Extracted records
■ ■ ■ ■ ■ ■ ■
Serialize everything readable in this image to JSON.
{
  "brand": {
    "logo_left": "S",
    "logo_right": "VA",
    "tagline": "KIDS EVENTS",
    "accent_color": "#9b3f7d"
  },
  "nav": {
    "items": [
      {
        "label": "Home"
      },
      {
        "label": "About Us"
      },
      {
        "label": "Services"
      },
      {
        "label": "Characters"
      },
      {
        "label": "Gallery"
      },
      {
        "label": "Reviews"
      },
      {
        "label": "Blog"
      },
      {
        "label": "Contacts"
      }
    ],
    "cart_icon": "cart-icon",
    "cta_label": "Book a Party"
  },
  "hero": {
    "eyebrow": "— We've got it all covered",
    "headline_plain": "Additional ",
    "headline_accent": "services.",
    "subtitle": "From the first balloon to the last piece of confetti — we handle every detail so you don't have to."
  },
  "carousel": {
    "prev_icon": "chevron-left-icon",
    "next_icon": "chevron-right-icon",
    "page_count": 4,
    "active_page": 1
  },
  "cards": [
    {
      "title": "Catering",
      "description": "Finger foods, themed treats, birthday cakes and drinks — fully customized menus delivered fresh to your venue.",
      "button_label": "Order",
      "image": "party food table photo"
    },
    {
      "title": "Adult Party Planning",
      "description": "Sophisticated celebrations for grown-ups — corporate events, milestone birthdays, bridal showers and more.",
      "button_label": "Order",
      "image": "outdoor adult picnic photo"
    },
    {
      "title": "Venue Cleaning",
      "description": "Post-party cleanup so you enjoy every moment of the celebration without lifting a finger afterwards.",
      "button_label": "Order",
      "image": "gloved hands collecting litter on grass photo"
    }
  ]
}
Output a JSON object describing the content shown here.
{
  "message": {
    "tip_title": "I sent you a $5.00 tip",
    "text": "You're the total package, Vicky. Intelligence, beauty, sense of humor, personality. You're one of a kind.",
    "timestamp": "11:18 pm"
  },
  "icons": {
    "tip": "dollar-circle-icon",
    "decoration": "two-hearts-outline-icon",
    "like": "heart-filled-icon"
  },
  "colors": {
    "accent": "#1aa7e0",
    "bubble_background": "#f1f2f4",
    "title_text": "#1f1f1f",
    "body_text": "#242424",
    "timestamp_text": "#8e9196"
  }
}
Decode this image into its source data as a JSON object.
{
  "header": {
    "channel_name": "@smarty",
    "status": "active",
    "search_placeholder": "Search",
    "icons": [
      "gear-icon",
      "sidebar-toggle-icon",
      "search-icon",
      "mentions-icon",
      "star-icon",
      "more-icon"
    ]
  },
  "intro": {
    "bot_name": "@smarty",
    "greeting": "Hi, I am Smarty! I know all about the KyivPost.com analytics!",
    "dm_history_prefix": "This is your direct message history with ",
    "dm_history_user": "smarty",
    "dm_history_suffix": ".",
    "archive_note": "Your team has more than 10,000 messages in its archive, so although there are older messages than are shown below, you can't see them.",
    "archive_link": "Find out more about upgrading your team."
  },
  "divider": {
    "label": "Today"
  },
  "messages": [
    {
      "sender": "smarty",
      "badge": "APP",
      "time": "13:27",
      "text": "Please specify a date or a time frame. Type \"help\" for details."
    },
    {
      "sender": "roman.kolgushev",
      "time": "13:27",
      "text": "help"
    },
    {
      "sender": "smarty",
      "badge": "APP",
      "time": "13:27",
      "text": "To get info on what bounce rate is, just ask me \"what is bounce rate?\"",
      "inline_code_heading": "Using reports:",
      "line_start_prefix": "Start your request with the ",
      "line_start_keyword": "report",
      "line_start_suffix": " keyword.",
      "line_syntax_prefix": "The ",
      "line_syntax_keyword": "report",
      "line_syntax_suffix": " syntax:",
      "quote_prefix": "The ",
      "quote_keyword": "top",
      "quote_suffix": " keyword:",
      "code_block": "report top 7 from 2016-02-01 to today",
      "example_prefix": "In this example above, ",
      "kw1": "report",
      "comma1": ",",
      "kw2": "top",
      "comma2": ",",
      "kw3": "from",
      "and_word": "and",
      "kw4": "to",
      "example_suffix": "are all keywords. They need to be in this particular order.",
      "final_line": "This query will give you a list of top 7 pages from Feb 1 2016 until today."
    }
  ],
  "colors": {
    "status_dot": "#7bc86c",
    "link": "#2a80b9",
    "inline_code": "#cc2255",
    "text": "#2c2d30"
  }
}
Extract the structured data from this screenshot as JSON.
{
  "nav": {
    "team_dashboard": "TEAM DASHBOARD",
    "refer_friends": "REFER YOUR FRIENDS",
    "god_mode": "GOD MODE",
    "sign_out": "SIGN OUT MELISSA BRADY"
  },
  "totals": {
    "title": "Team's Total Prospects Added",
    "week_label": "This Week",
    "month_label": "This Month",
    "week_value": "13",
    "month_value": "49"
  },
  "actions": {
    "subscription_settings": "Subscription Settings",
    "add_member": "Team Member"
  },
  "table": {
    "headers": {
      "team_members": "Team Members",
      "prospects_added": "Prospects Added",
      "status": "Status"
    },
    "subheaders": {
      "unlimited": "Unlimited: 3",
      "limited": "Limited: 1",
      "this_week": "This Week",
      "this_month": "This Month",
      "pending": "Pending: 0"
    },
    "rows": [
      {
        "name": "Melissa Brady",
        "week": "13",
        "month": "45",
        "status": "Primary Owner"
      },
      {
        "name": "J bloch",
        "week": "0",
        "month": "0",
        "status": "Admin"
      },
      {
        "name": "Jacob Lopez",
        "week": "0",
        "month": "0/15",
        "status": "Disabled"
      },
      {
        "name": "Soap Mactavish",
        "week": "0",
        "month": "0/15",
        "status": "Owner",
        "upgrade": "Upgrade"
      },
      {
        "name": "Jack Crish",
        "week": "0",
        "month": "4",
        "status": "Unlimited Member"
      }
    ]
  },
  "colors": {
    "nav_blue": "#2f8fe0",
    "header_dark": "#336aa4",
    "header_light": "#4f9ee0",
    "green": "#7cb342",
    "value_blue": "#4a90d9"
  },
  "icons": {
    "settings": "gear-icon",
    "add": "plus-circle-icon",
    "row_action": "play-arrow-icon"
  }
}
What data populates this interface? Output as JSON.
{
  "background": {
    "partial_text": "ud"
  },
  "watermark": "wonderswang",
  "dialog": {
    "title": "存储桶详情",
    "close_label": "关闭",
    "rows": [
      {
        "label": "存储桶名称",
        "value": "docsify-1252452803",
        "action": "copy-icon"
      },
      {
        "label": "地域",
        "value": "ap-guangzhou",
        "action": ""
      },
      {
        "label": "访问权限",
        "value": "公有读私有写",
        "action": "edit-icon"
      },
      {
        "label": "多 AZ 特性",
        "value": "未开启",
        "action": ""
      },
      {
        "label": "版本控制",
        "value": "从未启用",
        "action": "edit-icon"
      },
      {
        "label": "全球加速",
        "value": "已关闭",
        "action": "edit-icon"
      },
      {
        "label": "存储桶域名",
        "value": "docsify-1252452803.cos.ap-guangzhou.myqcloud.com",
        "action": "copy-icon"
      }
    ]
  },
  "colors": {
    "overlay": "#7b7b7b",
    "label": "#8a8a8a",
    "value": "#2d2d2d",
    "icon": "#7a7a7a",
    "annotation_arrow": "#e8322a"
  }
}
■ ■ ■ ■ ■ ■ ■
**SHORT TASK**
Repeat every line of the material exactly as given.

**ANSWER FOR THE TASK**
Serialize everything readable in this image to JSON.
{
  "brand": {
    "logo_left": "S",
    "logo_right": "VA",
    "tagline": "KIDS EVENTS",
    "accent_color": "#9b3f7d"
  },
  "nav": {
    "items": [
      {
        "label": "Home"
      },
      {
        "label": "About Us"
      },
      {
        "label": "Services"
      },
      {
        "label": "Characters"
      },
      {
        "label": "Gallery"
      },
      {
        "label": "Reviews"
      },
      {
        "label": "Blog"
      },
      {
        "label": "Contacts"
      }
    ],
    "cart_icon": "cart-icon",
    "cta_label": "Book a Party"
  },
  "hero": {
    "eyebrow": "— We've got it all covered",
    "headline_plain": "Additional ",
    "headline_accent": "services.",
    "subtitle": "From the first balloon to the last piece of confetti — we handle every detail so you don't have to."
  },
  "carousel": {
    "prev_icon": "chevron-left-icon",
    "next_icon": "chevron-right-icon",
    "page_count": 4,
    "active_page": 1
  },
  "cards": [
    {
      "title": "Catering",
      "description": "Finger foods, themed treats, birthday cakes and drinks — fully customized menus delivered fresh to your venue.",
      "button_label": "Order",
      "image": "party food table photo"
    },
    {
      "title": "Adult Party Planning",
      "description": "Sophisticated celebrations for grown-ups — corporate events, milestone birthdays, bridal showers and more.",
      "button_label": "Order",
      "image": "outdoor adult picnic photo"
    },
    {
      "title": "Venue Cleaning",
      "description": "Post-party cleanup so you enjoy every moment of the celebration without lifting a finger afterwards.",
      "button_label": "Order",
      "image": "gloved hands collecting litter on grass photo"
    }
  ]
}
Output a JSON object describing the content shown here.
{
  "message": {
    "tip_title": "I sent you a $5.00 tip",
    "text": "You're the total package, Vicky. Intelligence, beauty, sense of humor, personality. You're one of a kind.",
    "timestamp": "11:18 pm"
  },
  "icons": {
    "tip": "dollar-circle-icon",
    "decoration": "two-hearts-outline-icon",
    "like": "heart-filled-icon"
  },
  "colors": {
    "accent": "#1aa7e0",
    "bubble_background": "#f1f2f4",
    "title_text": "#1f1f1f",
    "body_text": "#242424",
    "timestamp_text": "#8e9196"
  }
}
Decode this image into its source data as a JSON object.
{
  "header": {
    "channel_name": "@smarty",
    "status": "active",
    "search_placeholder": "Search",
    "icons": [
      "gear-icon",
      "sidebar-toggle-icon",
      "search-icon",
      "mentions-icon",
      "star-icon",
      "more-icon"
    ]
  },
  "intro": {
    "bot_name": "@smarty",
    "greeting": "Hi, I am Smarty! I know all about the KyivPost.com analytics!",
    "dm_history_prefix": "This is your direct message history with ",
    "dm_history_user": "smarty",
    "dm_history_suffix": ".",
    "archive_note": "Your team has more than 10,000 messages in its archive, so although there are older messages than are shown below, you can't see them.",
    "archive_link": "Find out more about upgrading your team."
  },
  "divider": {
    "label": "Today"
  },
  "messages": [
    {
      "sender": "smarty",
      "badge": "APP",
      "time": "13:27",
      "text": "Please specify a date or a time frame. Type \"help\" for details."
    },
    {
      "sender": "roman.kolgushev",
      "time": "13:27",
      "text": "help"
    },
    {
      "sender": "smarty",
      "badge": "APP",
      "time": "13:27",
      "text": "To get info on what bounce rate is, just ask me \"what is bounce rate?\"",
      "inline_code_heading": "Using reports:",
      "line_start_prefix": "Start your request with the ",
      "line_start_keyword": "report",
      "line_start_suffix": " keyword.",
      "line_syntax_prefix": "The ",
      "line_syntax_keyword": "report",
      "line_syntax_suffix": " syntax:",
      "quote_prefix": "The ",
      "quote_keyword": "top",
      "quote_suffix": " keyword:",
      "code_block": "report top 7 from 2016-02-01 to today",
      "example_prefix": "In this example above, ",
      "kw1": "report",
      "comma1": ",",
      "kw2": "top",
      "comma2": ",",
      "kw3": "from",
      "and_word": "and",
      "kw4": "to",
      "example_suffix": "are all keywords. They need to be in this particular order.",
      "final_line": "This query will give you a list of top 7 pages from Feb 1 2016 until today."
    }
  ],
  "colors": {
    "status_dot": "#7bc86c",
    "link": "#2a80b9",
    "inline_code": "#cc2255",
    "text": "#2c2d30"
  }
}
Extract the structured data from this screenshot as JSON.
{
  "nav": {
    "team_dashboard": "TEAM DASHBOARD",
    "refer_friends": "REFER YOUR FRIENDS",
    "god_mode": "GOD MODE",
    "sign_out": "SIGN OUT MELISSA BRADY"
  },
  "totals": {
    "title": "Team's Total Prospects Added",
    "week_label": "This Week",
    "month_label": "This Month",
    "week_value": "13",
    "month_value": "49"
  },
  "actions": {
    "subscription_settings": "Subscription Settings",
    "add_member": "Team Member"
  },
  "table": {
    "headers": {
      "team_members": "Team Members",
      "prospects_added": "Prospects Added",
      "status": "Status"
    },
    "subheaders": {
      "unlimited": "Unlimited: 3",
      "limited": "Limited: 1",
      "this_week": "This Week",
      "this_month": "This Month",
      "pending": "Pending: 0"
    },
    "rows": [
      {
        "name": "Melissa Brady",
        "week": "13",
        "month": "45",
        "status": "Primary Owner"
      },
      {
        "name": "J bloch",
        "week": "0",
        "month": "0",
        "status": "Admin"
      },
      {
        "name": "Jacob Lopez",
        "week": "0",
        "month": "0/15",
        "status": "Disabled"
      },
      {
        "name": "Soap Mactavish",
        "week": "0",
        "month": "0/15",
        "status": "Owner",
        "upgrade": "Upgrade"
      },
      {
        "name": "Jack Crish",
        "week": "0",
        "month": "4",
        "status": "Unlimited Member"
      }
    ]
  },
  "colors": {
    "nav_blue": "#2f8fe0",
    "header_dark": "#336aa4",
    "header_light": "#4f9ee0",
    "green": "#7cb342",
    "value_blue": "#4a90d9"
  },
  "icons": {
    "settings": "gear-icon",
    "add": "plus-circle-icon",
    "row_action": "play-arrow-icon"
  }
}
What data populates this interface? Output as JSON.
{
  "background": {
    "partial_text": "ud"
  },
  "watermark": "wonderswang",
  "dialog": {
    "title": "存储桶详情",
    "close_label": "关闭",
    "rows": [
      {
        "label": "存储桶名称",
        "value": "docsify-1252452803",
        "action": "copy-icon"
      },
      {
        "label": "地域",
        "value": "ap-guangzhou",
        "action": ""
      },
      {
        "label": "访问权限",
        "value": "公有读私有写",
        "action": "edit-icon"
      },
      {
        "label": "多 AZ 特性",
        "value": "未开启",
        "action": ""
      },
      {
        "label": "版本控制",
        "value": "从未启用",
        "action": "edit-icon"
      },
      {
        "label": "全球加速",
        "value": "已关闭",
        "action": "edit-icon"
      },
      {
        "label": "存储桶域名",
        "value": "docsify-1252452803.cos.ap-guangzhou.myqcloud.com",
        "action": "copy-icon"
      }
    ]
  },
  "colors": {
    "overlay": "#7b7b7b",
    "label": "#8a8a8a",
    "value": "#2d2d2d",
    "icon": "#7a7a7a",
    "annotation_arrow": "#e8322a"
  }
}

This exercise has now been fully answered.